(Exercise description) Go through the records and extract every line with the word "JSON".

Dataset records on visual material
++++++++++
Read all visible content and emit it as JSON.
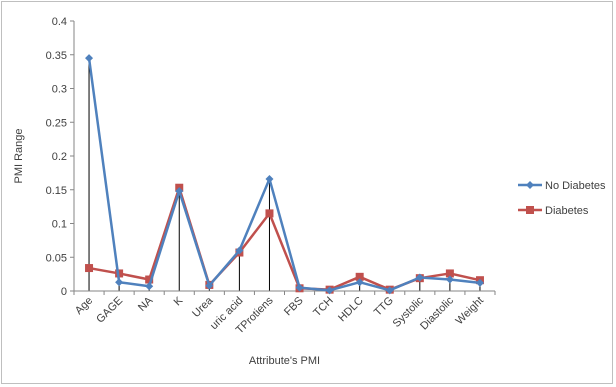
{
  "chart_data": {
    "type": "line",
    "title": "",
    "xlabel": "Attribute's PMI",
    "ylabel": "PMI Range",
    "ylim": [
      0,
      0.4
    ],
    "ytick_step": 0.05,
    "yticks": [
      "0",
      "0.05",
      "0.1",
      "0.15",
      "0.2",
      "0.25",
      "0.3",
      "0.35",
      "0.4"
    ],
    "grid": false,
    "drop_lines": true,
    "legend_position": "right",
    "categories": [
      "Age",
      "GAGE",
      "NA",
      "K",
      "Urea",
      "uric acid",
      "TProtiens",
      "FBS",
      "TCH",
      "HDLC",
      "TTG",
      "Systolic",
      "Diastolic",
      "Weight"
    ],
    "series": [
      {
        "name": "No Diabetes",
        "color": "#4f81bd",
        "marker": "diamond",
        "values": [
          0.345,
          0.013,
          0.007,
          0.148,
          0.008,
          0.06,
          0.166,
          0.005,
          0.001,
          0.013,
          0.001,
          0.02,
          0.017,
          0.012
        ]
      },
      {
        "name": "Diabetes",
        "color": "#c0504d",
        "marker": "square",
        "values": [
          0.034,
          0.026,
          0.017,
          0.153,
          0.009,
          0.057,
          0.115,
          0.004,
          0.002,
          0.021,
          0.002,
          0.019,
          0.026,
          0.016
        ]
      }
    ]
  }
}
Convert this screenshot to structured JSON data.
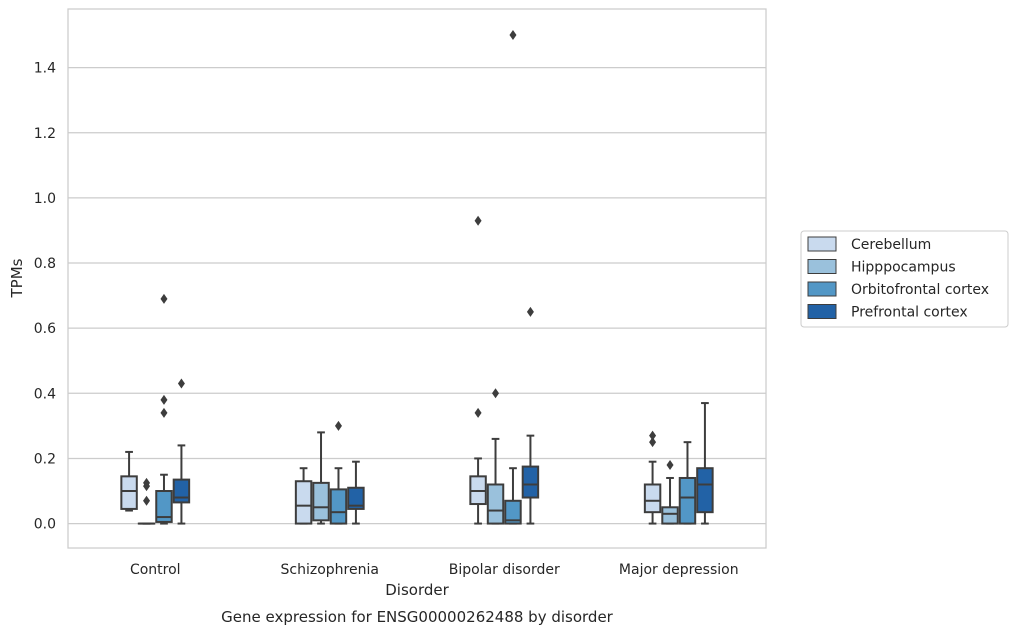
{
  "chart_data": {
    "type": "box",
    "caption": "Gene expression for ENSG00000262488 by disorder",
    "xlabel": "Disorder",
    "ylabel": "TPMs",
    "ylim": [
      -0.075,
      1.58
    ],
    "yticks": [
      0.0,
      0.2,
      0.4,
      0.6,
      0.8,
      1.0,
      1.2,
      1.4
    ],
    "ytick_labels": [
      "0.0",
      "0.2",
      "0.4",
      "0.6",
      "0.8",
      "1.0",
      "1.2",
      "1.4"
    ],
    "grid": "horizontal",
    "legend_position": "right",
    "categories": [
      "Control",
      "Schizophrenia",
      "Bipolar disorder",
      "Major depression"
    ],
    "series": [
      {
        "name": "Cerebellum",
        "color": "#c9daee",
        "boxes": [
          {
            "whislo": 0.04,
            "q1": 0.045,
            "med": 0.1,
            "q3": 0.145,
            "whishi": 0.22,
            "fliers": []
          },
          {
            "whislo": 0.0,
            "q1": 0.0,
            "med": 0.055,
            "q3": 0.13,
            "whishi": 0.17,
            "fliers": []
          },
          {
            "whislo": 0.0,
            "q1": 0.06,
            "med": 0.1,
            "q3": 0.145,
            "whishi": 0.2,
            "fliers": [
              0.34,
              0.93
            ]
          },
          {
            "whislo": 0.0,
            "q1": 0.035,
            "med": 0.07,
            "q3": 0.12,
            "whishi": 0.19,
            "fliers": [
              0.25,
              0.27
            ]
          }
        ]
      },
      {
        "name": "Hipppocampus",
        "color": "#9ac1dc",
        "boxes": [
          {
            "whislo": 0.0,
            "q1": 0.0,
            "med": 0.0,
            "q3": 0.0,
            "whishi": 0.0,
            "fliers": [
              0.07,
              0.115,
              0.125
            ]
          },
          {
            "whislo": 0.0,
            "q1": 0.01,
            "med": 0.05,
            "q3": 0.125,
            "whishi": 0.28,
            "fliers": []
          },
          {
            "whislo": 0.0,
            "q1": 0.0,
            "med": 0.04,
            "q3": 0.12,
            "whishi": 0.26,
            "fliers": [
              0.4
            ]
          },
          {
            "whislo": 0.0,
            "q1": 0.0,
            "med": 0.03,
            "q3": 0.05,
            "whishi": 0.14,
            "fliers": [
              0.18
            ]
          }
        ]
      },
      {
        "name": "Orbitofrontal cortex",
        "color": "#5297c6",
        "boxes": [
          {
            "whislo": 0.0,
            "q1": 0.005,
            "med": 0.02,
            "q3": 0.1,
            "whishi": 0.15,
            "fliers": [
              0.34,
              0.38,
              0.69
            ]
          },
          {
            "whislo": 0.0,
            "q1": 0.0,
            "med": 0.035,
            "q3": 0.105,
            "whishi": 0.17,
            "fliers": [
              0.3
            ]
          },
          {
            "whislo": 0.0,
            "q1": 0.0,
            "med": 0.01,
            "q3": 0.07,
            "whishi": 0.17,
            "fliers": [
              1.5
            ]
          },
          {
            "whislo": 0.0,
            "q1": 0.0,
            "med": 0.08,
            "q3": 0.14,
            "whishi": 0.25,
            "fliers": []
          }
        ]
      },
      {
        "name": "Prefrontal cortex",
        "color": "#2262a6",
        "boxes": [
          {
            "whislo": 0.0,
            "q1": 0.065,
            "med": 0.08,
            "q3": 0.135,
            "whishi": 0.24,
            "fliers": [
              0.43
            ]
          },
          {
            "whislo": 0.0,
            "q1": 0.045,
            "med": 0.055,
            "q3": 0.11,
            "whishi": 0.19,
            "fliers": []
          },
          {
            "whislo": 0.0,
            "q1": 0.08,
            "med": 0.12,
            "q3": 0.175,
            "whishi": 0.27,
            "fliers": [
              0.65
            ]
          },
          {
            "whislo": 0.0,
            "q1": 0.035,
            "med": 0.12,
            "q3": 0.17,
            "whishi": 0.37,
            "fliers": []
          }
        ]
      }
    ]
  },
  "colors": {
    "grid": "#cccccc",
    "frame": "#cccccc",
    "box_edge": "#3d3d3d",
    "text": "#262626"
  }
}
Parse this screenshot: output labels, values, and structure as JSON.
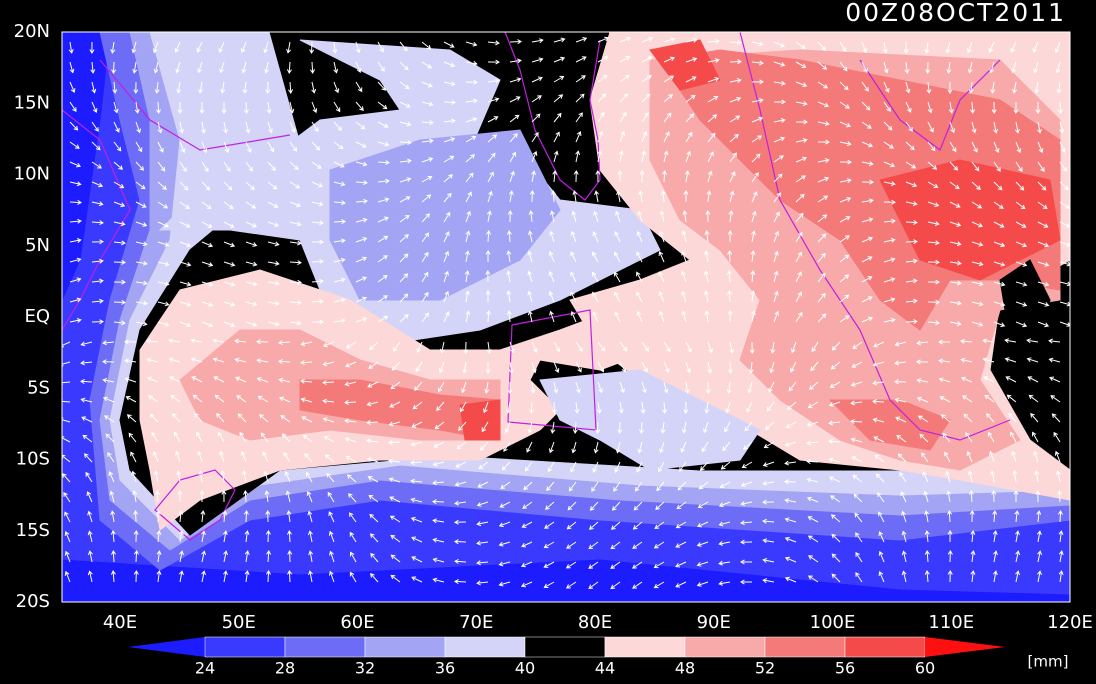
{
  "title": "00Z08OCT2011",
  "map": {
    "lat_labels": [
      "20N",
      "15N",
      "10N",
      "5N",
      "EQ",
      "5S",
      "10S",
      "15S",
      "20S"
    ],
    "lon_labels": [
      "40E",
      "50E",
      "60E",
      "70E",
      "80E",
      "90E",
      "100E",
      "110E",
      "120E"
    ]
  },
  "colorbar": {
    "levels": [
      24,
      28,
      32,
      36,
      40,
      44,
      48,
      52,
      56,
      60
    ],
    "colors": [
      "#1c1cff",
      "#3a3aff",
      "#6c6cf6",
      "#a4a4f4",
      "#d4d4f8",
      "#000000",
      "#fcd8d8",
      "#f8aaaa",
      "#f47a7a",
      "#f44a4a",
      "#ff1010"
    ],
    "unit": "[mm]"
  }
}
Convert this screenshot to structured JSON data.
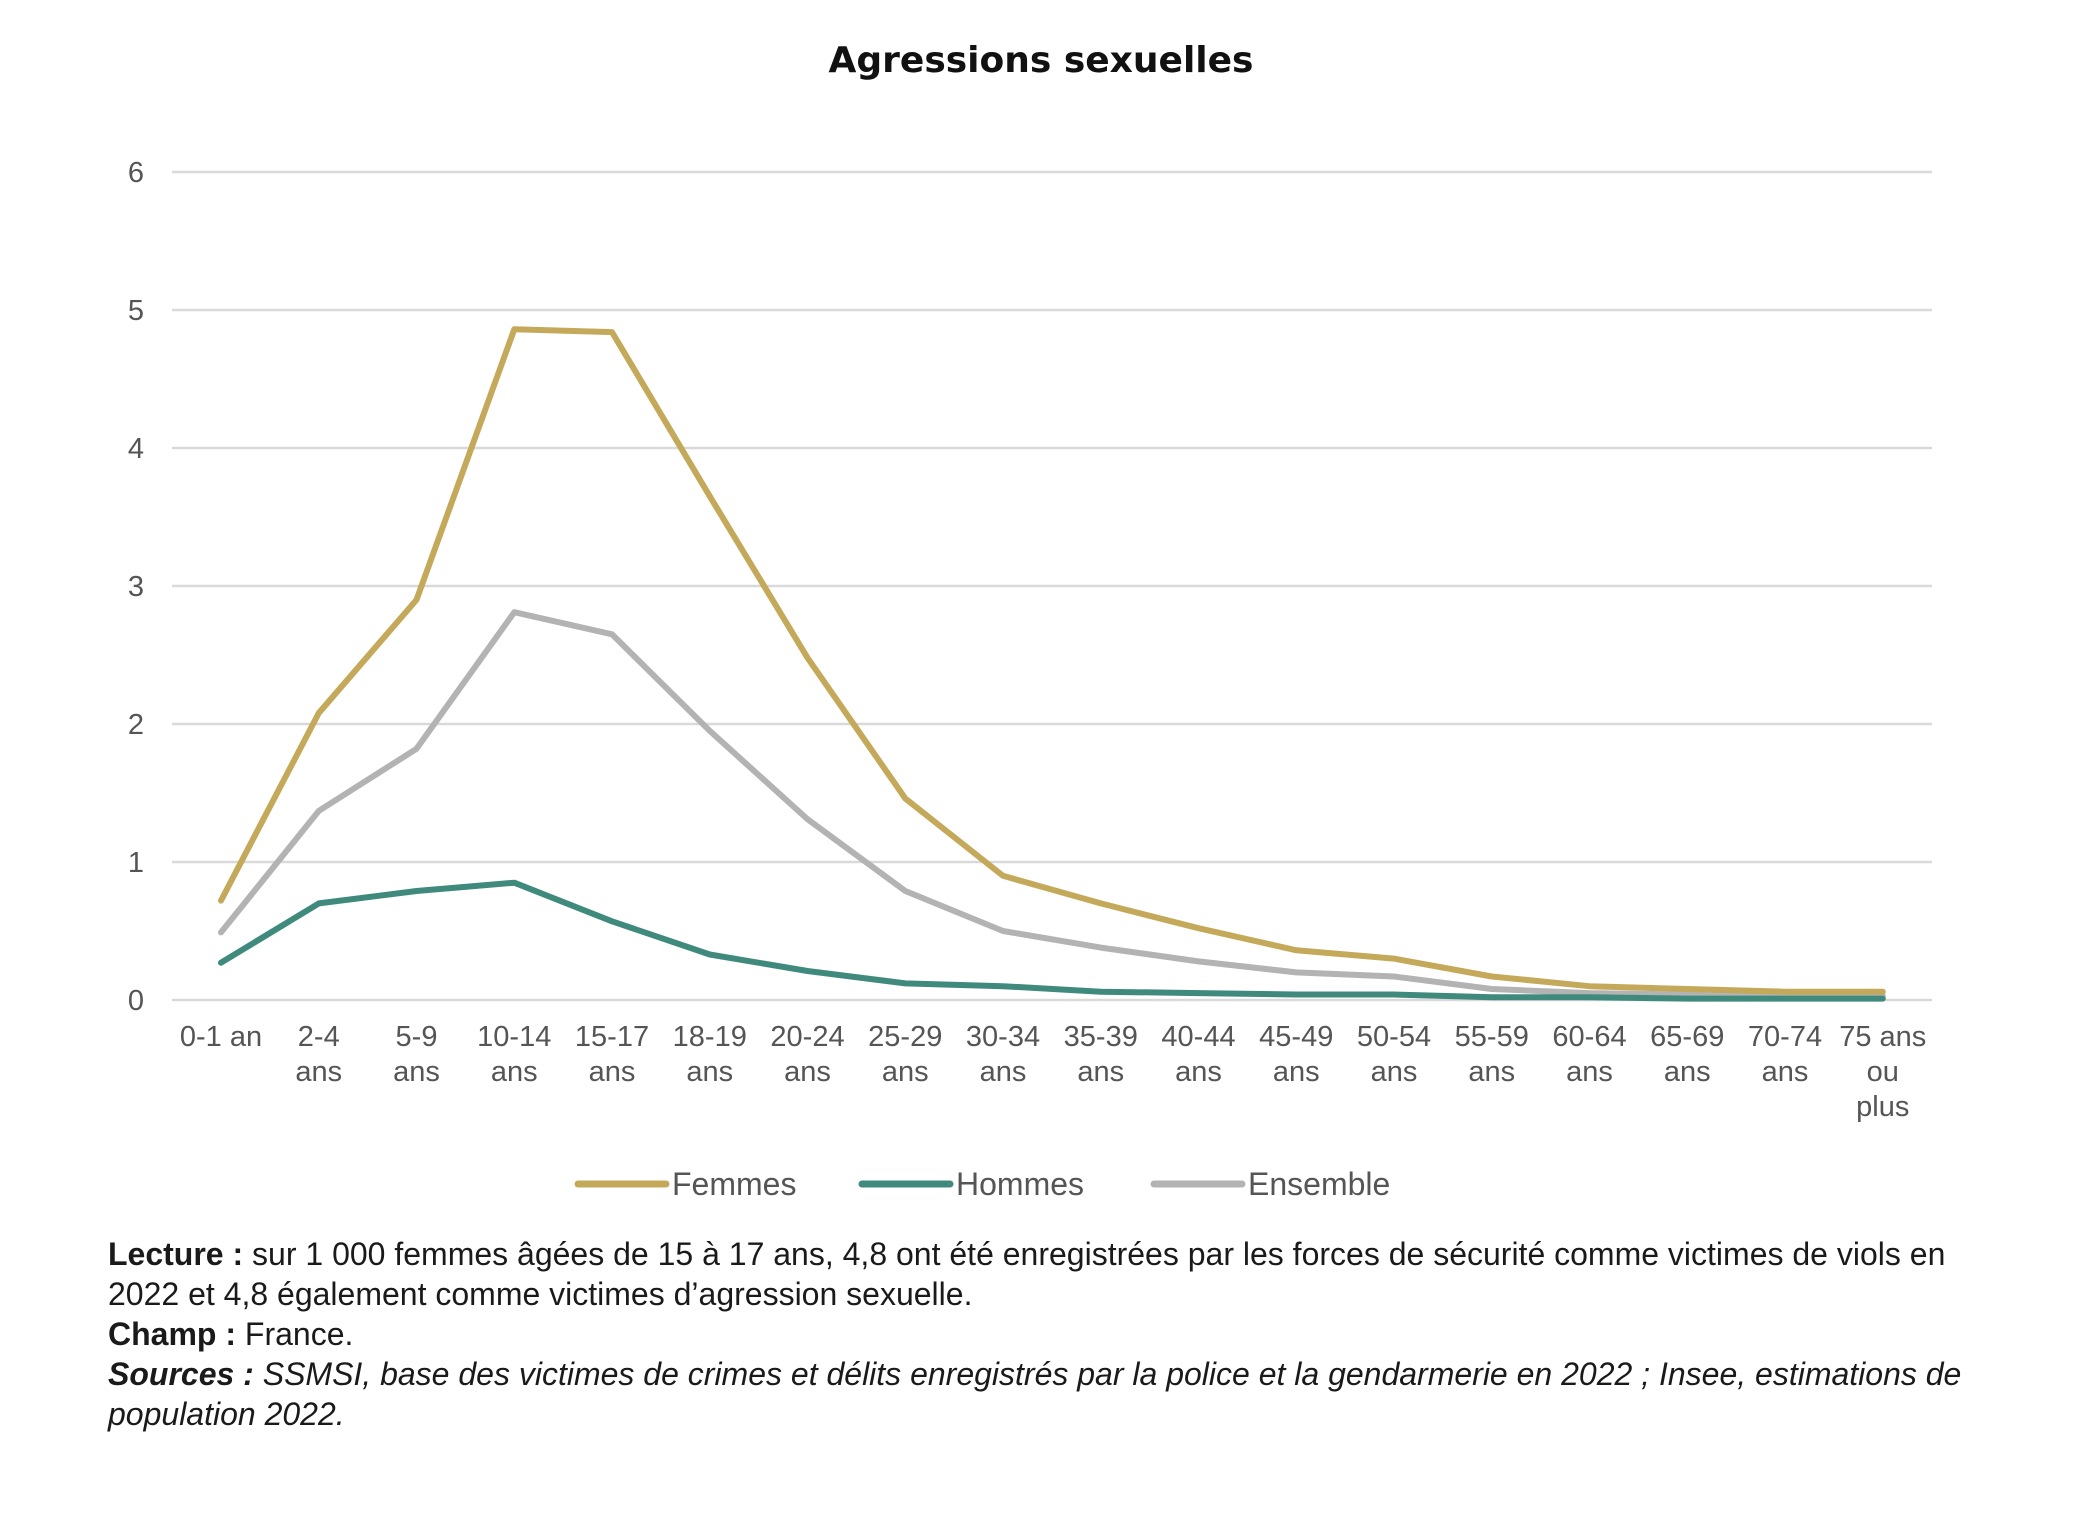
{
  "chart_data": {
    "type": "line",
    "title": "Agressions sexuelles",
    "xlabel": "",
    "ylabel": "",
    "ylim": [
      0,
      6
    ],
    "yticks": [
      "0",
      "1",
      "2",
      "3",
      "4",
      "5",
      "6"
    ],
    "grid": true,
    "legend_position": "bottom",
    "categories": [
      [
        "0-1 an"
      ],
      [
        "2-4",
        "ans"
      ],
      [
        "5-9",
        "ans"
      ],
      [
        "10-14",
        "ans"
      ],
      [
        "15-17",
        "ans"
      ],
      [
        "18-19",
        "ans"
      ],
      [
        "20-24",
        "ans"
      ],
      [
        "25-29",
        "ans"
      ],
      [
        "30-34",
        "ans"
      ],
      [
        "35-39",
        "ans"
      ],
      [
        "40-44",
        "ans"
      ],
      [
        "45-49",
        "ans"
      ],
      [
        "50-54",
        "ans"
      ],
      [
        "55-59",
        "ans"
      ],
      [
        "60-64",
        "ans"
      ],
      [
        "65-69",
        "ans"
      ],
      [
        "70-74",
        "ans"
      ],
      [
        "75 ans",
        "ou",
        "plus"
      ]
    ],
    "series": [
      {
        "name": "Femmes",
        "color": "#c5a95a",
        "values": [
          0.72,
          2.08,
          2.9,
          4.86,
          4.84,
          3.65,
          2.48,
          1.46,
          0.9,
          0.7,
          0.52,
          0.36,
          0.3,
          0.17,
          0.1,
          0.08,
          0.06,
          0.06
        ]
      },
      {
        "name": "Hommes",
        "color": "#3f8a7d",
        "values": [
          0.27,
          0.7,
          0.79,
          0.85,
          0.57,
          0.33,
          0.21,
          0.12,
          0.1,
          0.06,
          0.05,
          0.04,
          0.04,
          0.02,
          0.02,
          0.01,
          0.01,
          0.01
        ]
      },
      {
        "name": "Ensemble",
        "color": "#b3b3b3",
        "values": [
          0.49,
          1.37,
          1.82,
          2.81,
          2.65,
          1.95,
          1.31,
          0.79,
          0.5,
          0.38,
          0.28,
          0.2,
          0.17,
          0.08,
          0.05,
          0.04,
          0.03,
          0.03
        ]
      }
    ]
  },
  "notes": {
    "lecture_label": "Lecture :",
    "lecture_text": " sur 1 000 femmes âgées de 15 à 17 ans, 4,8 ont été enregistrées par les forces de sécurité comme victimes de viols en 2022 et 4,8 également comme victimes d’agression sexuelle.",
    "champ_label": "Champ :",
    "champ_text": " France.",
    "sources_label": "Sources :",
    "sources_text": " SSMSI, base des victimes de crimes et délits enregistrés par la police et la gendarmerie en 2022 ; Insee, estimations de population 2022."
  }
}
++++++++++
(Response to the task)
Read all visible content and emit it as JSON.
Convert this screenshot to structured JSON data.
Parse this screenshot: output labels, values, and structure as JSON.
Convert this screenshot to structured JSON data.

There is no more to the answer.